Exercise directions: Keep the images out and copy every entry below exactly.

Begin

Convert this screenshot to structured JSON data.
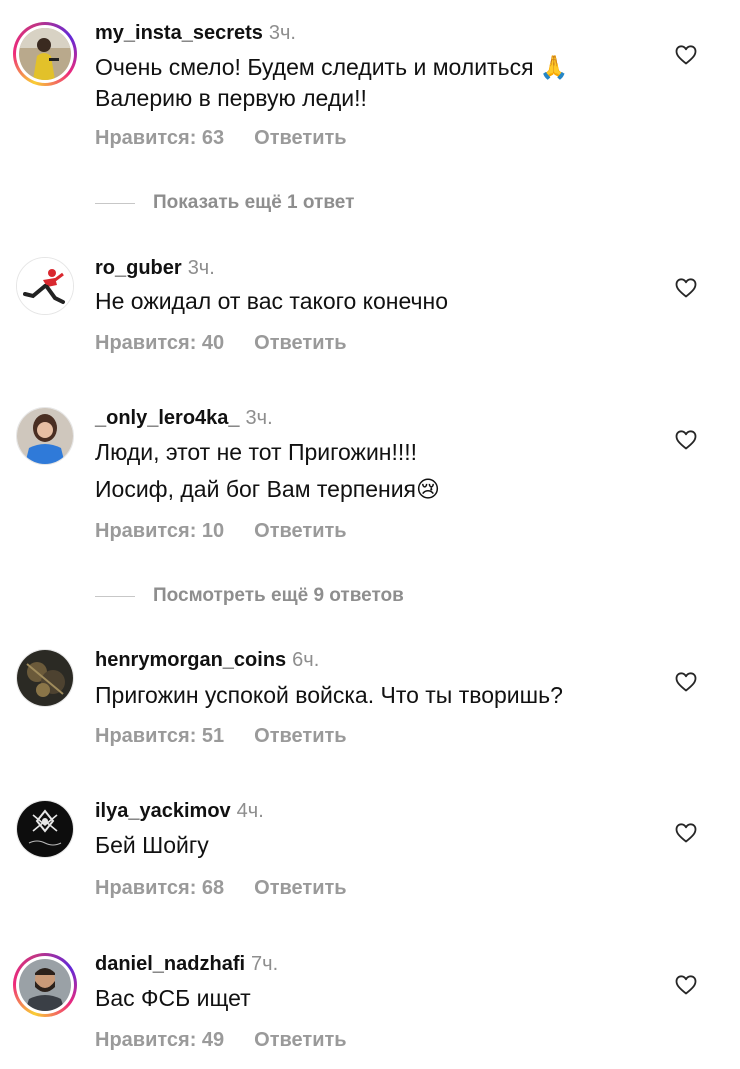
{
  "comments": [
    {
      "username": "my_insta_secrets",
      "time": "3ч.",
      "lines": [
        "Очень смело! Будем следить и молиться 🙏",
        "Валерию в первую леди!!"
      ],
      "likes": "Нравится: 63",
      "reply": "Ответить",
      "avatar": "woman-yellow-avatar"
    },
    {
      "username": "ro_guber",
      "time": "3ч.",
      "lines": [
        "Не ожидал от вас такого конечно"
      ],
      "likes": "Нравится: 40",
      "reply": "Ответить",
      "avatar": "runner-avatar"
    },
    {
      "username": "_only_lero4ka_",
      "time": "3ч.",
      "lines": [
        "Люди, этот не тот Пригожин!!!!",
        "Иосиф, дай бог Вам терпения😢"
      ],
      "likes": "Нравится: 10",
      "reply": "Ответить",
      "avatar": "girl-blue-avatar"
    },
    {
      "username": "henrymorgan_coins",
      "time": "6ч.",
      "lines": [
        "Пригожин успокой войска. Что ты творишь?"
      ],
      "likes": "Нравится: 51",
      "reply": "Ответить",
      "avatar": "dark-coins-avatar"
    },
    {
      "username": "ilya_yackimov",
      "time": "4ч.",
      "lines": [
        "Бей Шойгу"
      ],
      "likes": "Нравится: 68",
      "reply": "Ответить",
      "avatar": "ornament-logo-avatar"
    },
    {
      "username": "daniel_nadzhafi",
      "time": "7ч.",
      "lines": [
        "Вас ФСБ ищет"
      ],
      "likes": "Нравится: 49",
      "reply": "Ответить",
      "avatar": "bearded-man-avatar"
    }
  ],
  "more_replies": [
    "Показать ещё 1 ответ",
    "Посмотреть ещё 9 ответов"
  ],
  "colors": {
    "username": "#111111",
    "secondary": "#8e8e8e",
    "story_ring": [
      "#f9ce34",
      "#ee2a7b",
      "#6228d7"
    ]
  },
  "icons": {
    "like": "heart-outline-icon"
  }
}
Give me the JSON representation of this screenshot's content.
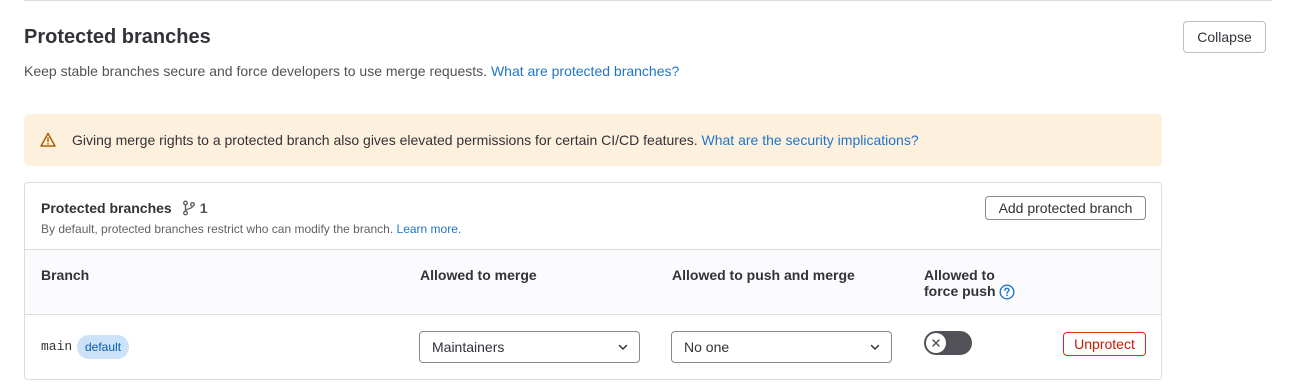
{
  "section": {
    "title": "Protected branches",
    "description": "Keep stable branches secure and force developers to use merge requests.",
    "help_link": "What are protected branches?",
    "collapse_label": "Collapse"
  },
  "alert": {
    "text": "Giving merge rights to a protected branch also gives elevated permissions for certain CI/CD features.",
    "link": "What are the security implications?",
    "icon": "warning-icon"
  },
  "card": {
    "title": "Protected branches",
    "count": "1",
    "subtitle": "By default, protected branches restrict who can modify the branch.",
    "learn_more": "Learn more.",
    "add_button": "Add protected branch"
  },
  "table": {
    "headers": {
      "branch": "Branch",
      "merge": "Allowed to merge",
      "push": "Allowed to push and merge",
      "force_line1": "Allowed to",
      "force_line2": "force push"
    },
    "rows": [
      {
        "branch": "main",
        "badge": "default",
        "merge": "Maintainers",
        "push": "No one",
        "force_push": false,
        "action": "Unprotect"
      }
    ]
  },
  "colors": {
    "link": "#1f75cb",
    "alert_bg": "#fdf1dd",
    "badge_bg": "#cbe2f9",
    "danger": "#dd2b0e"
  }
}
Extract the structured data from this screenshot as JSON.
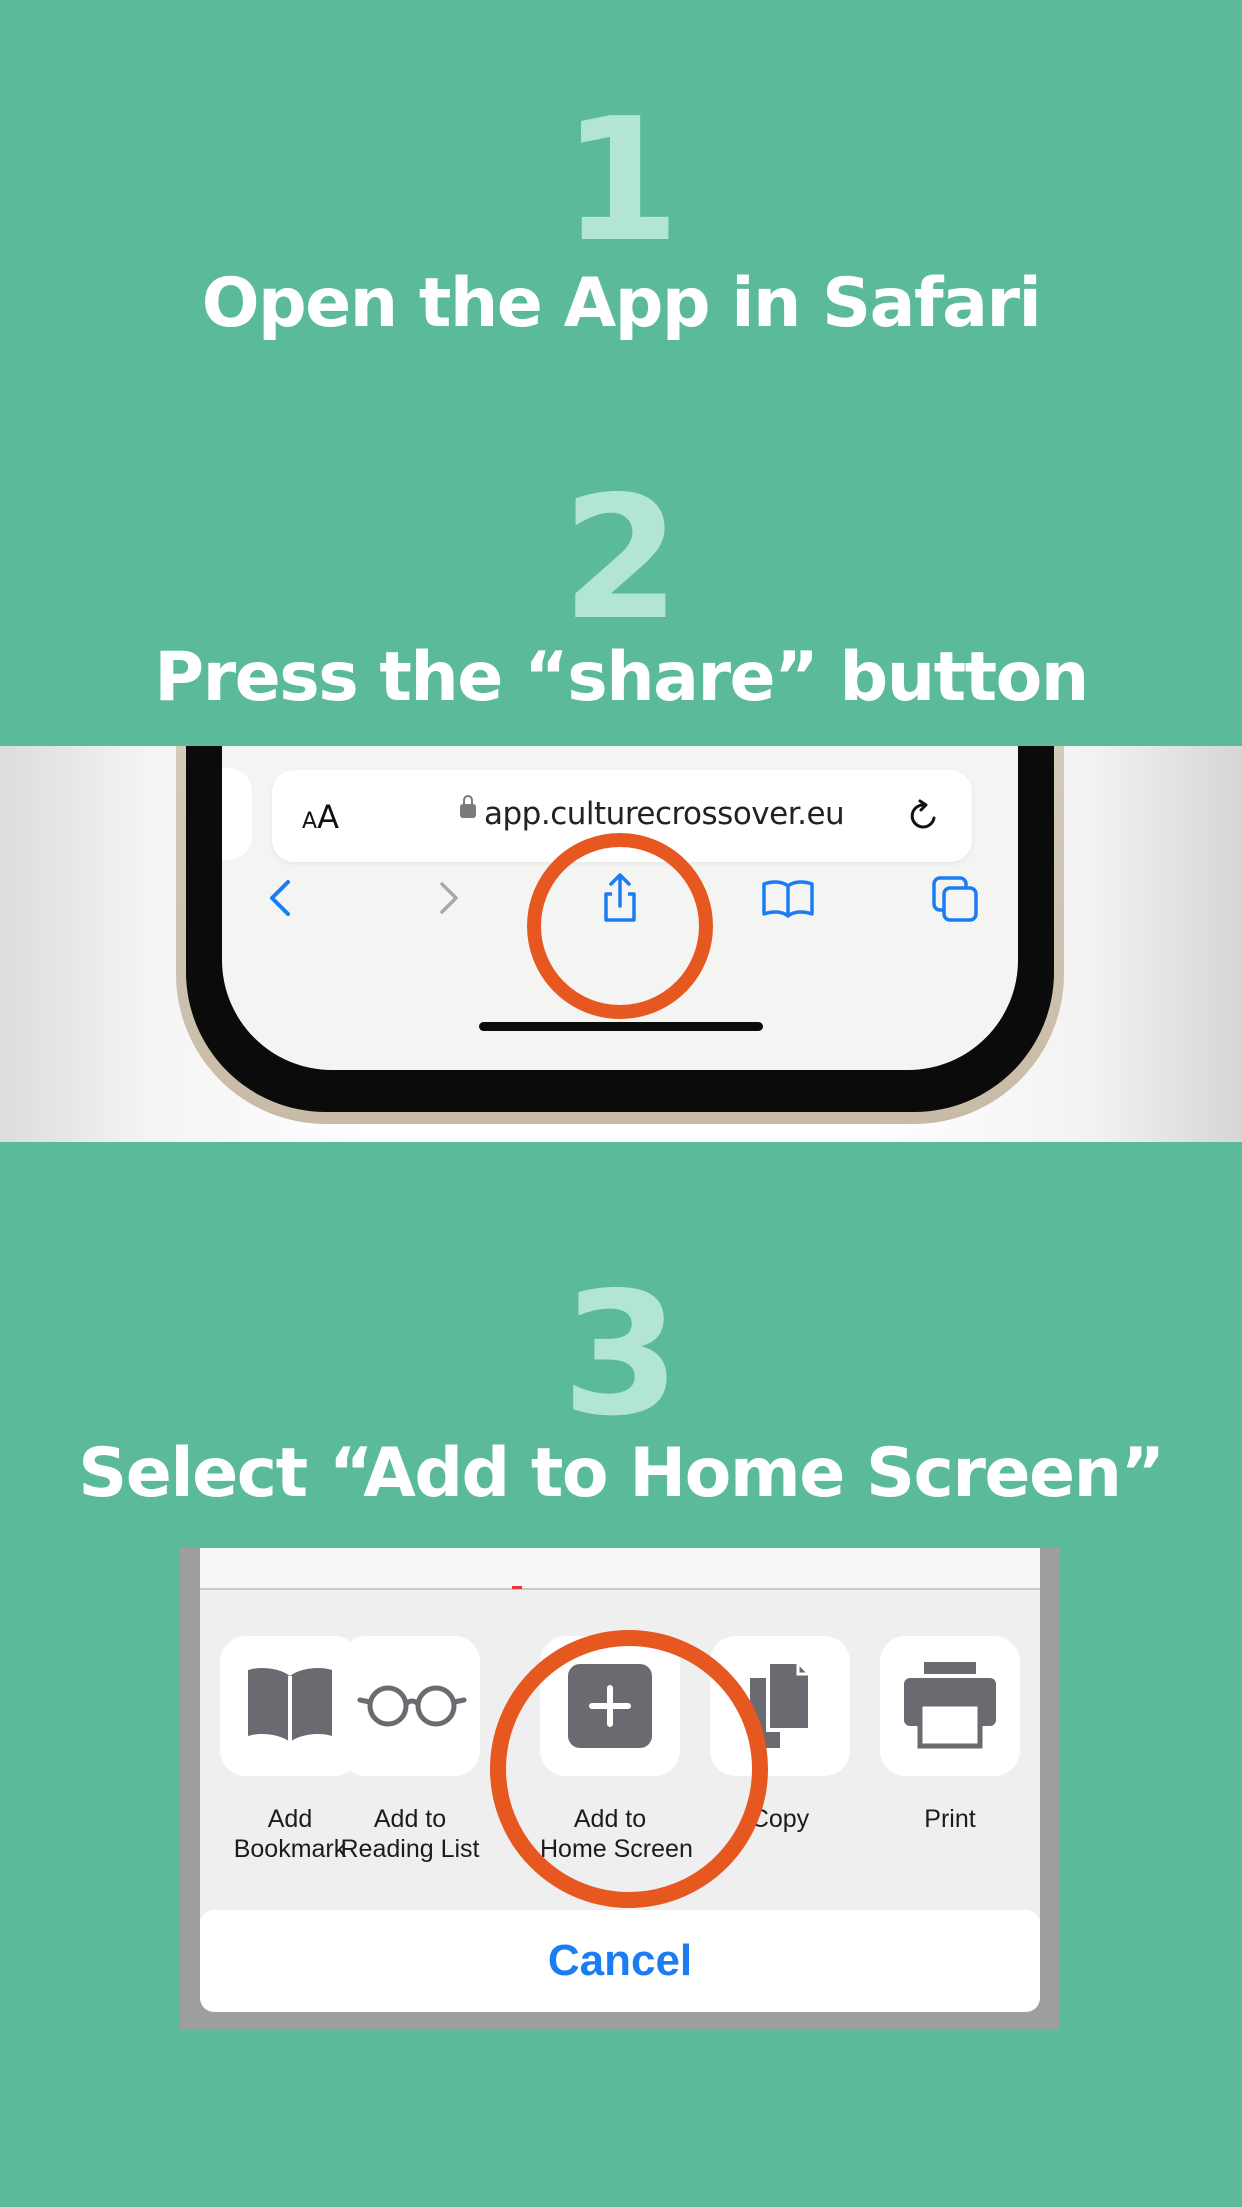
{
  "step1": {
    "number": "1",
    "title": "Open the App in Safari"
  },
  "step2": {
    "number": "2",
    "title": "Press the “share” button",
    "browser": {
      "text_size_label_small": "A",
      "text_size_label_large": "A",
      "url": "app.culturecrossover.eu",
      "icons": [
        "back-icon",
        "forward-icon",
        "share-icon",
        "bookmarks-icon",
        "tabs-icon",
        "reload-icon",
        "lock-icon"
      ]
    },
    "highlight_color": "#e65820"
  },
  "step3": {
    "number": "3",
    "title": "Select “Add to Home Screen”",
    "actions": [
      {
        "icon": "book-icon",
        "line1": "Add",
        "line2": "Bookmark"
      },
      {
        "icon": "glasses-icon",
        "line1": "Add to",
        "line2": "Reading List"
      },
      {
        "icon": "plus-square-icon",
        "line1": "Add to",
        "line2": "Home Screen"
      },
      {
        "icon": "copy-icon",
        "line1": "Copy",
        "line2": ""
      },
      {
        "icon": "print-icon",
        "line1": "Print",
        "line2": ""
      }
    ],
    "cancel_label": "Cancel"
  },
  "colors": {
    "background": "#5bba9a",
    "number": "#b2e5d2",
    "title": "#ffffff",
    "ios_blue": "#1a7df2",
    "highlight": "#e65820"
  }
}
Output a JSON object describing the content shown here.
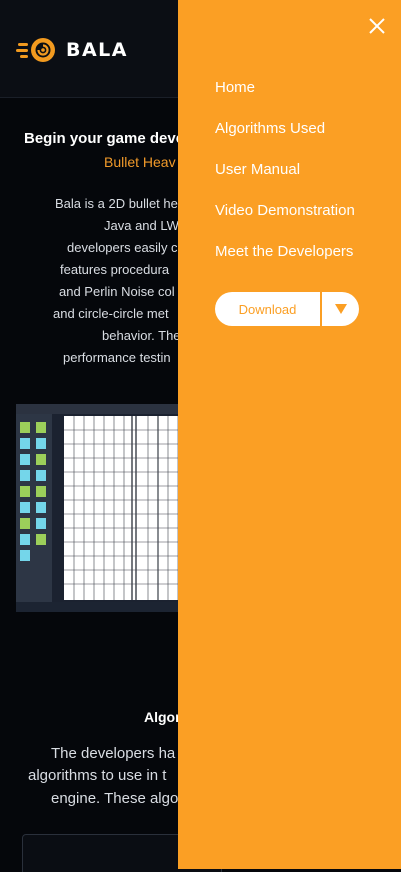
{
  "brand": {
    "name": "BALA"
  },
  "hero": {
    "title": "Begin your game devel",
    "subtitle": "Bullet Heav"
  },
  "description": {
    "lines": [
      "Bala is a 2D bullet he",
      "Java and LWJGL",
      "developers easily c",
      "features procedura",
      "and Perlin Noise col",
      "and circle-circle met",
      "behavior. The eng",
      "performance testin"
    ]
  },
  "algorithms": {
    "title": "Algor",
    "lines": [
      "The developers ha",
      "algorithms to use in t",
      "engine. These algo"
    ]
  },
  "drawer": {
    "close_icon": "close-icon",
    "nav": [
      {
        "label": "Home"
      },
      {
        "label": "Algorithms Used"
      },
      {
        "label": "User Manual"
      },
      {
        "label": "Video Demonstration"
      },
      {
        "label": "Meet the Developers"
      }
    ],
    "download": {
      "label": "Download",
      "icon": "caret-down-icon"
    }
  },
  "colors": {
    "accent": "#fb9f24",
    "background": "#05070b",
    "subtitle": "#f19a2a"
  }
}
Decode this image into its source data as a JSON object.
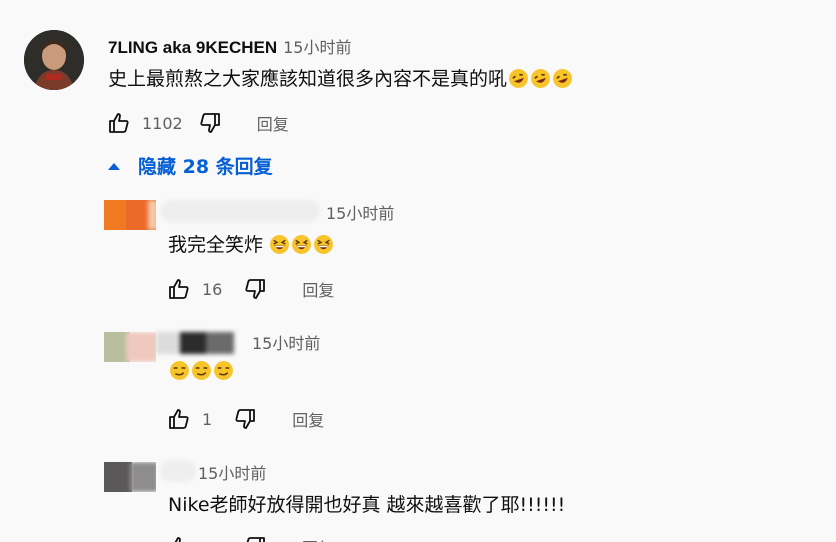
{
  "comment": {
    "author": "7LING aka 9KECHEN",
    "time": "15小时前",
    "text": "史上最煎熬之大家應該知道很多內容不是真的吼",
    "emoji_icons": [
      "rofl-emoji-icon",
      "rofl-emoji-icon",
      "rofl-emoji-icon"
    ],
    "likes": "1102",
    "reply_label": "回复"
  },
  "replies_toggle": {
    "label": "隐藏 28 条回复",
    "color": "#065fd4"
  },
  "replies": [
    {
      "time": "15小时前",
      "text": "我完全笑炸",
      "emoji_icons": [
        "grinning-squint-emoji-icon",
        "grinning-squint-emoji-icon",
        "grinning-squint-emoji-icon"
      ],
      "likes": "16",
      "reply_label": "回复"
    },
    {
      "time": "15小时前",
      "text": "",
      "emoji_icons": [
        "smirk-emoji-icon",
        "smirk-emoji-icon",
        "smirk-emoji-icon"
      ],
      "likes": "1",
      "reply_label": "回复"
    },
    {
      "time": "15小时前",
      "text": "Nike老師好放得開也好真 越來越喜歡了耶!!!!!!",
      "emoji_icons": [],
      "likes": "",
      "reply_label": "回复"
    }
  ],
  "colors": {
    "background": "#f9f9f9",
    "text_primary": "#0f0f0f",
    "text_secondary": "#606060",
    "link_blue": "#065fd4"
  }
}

End

Right answer:
Convert this screenshot to structured JSON data.
{
  "comments": [
    {
      "username": "my_insta_secrets",
      "time": "3ч.",
      "lines": [
        "Очень смело! Будем следить и молиться 🙏",
        "Валерию в первую леди!!"
      ],
      "likes": "Нравится: 63",
      "reply": "Ответить",
      "avatar": "woman-yellow-avatar"
    },
    {
      "username": "ro_guber",
      "time": "3ч.",
      "lines": [
        "Не ожидал от вас такого конечно"
      ],
      "likes": "Нравится: 40",
      "reply": "Ответить",
      "avatar": "runner-avatar"
    },
    {
      "username": "_only_lero4ka_",
      "time": "3ч.",
      "lines": [
        "Люди, этот не тот Пригожин!!!!",
        "Иосиф, дай бог Вам терпения😢"
      ],
      "likes": "Нравится: 10",
      "reply": "Ответить",
      "avatar": "girl-blue-avatar"
    },
    {
      "username": "henrymorgan_coins",
      "time": "6ч.",
      "lines": [
        "Пригожин успокой войска. Что ты творишь?"
      ],
      "likes": "Нравится: 51",
      "reply": "Ответить",
      "avatar": "dark-coins-avatar"
    },
    {
      "username": "ilya_yackimov",
      "time": "4ч.",
      "lines": [
        "Бей Шойгу"
      ],
      "likes": "Нравится: 68",
      "reply": "Ответить",
      "avatar": "ornament-logo-avatar"
    },
    {
      "username": "daniel_nadzhafi",
      "time": "7ч.",
      "lines": [
        "Вас ФСБ ищет"
      ],
      "likes": "Нравится: 49",
      "reply": "Ответить",
      "avatar": "bearded-man-avatar"
    }
  ],
  "more_replies": [
    "Показать ещё 1 ответ",
    "Посмотреть ещё 9 ответов"
  ],
  "colors": {
    "username": "#111111",
    "secondary": "#8e8e8e",
    "story_ring": [
      "#f9ce34",
      "#ee2a7b",
      "#6228d7"
    ]
  },
  "icons": {
    "like": "heart-outline-icon"
  }
}
Give me the JSON representation of this screenshot's content.
{
  "section": {
    "title": "Protected branches",
    "description": "Keep stable branches secure and force developers to use merge requests.",
    "help_link": "What are protected branches?",
    "collapse_label": "Collapse"
  },
  "alert": {
    "text": "Giving merge rights to a protected branch also gives elevated permissions for certain CI/CD features.",
    "link": "What are the security implications?",
    "icon": "warning-icon"
  },
  "card": {
    "title": "Protected branches",
    "count": "1",
    "subtitle": "By default, protected branches restrict who can modify the branch.",
    "learn_more": "Learn more.",
    "add_button": "Add protected branch"
  },
  "table": {
    "headers": {
      "branch": "Branch",
      "merge": "Allowed to merge",
      "push": "Allowed to push and merge",
      "force_line1": "Allowed to",
      "force_line2": "force push"
    },
    "rows": [
      {
        "branch": "main",
        "badge": "default",
        "merge": "Maintainers",
        "push": "No one",
        "force_push": false,
        "action": "Unprotect"
      }
    ]
  },
  "colors": {
    "link": "#1f75cb",
    "alert_bg": "#fdf1dd",
    "badge_bg": "#cbe2f9",
    "danger": "#dd2b0e"
  }
}
Extract the structured data from this screenshot as JSON.
{
  "step1": {
    "number": "1",
    "title": "Open the App in Safari"
  },
  "step2": {
    "number": "2",
    "title": "Press the “share” button",
    "browser": {
      "text_size_label_small": "A",
      "text_size_label_large": "A",
      "url": "app.culturecrossover.eu",
      "icons": [
        "back-icon",
        "forward-icon",
        "share-icon",
        "bookmarks-icon",
        "tabs-icon",
        "reload-icon",
        "lock-icon"
      ]
    },
    "highlight_color": "#e65820"
  },
  "step3": {
    "number": "3",
    "title": "Select “Add to Home Screen”",
    "actions": [
      {
        "icon": "book-icon",
        "line1": "Add",
        "line2": "Bookmark"
      },
      {
        "icon": "glasses-icon",
        "line1": "Add to",
        "line2": "Reading List"
      },
      {
        "icon": "plus-square-icon",
        "line1": "Add to",
        "line2": "Home Screen"
      },
      {
        "icon": "copy-icon",
        "line1": "Copy",
        "line2": ""
      },
      {
        "icon": "print-icon",
        "line1": "Print",
        "line2": ""
      }
    ],
    "cancel_label": "Cancel"
  },
  "colors": {
    "background": "#5bba9a",
    "number": "#b2e5d2",
    "title": "#ffffff",
    "ios_blue": "#1a7df2",
    "highlight": "#e65820"
  }
}
Output a JSON object describing the content shown here.
{
  "brand": {
    "name": "BALA"
  },
  "hero": {
    "title": "Begin your game devel",
    "subtitle": "Bullet Heav"
  },
  "description": {
    "lines": [
      "Bala is a 2D bullet he",
      "Java and LWJGL",
      "developers easily c",
      "features procedura",
      "and Perlin Noise col",
      "and circle-circle met",
      "behavior. The eng",
      "performance testin"
    ]
  },
  "algorithms": {
    "title": "Algor",
    "lines": [
      "The developers ha",
      "algorithms to use in t",
      "engine. These algo"
    ]
  },
  "drawer": {
    "close_icon": "close-icon",
    "nav": [
      {
        "label": "Home"
      },
      {
        "label": "Algorithms Used"
      },
      {
        "label": "User Manual"
      },
      {
        "label": "Video Demonstration"
      },
      {
        "label": "Meet the Developers"
      }
    ],
    "download": {
      "label": "Download",
      "icon": "caret-down-icon"
    }
  },
  "colors": {
    "accent": "#fb9f24",
    "background": "#05070b",
    "subtitle": "#f19a2a"
  }
}
Decode this image into its source data as a JSON object.
{
  "comment": {
    "author": "7LING aka 9KECHEN",
    "time": "15小时前",
    "text": "史上最煎熬之大家應該知道很多內容不是真的吼",
    "emoji_icons": [
      "rofl-emoji-icon",
      "rofl-emoji-icon",
      "rofl-emoji-icon"
    ],
    "likes": "1102",
    "reply_label": "回复"
  },
  "replies_toggle": {
    "label": "隐藏 28 条回复",
    "color": "#065fd4"
  },
  "replies": [
    {
      "time": "15小时前",
      "text": "我完全笑炸",
      "emoji_icons": [
        "grinning-squint-emoji-icon",
        "grinning-squint-emoji-icon",
        "grinning-squint-emoji-icon"
      ],
      "likes": "16",
      "reply_label": "回复"
    },
    {
      "time": "15小时前",
      "text": "",
      "emoji_icons": [
        "smirk-emoji-icon",
        "smirk-emoji-icon",
        "smirk-emoji-icon"
      ],
      "likes": "1",
      "reply_label": "回复"
    },
    {
      "time": "15小时前",
      "text": "Nike老師好放得開也好真 越來越喜歡了耶!!!!!!",
      "emoji_icons": [],
      "likes": "",
      "reply_label": "回复"
    }
  ],
  "colors": {
    "background": "#f9f9f9",
    "text_primary": "#0f0f0f",
    "text_secondary": "#606060",
    "link_blue": "#065fd4"
  }
}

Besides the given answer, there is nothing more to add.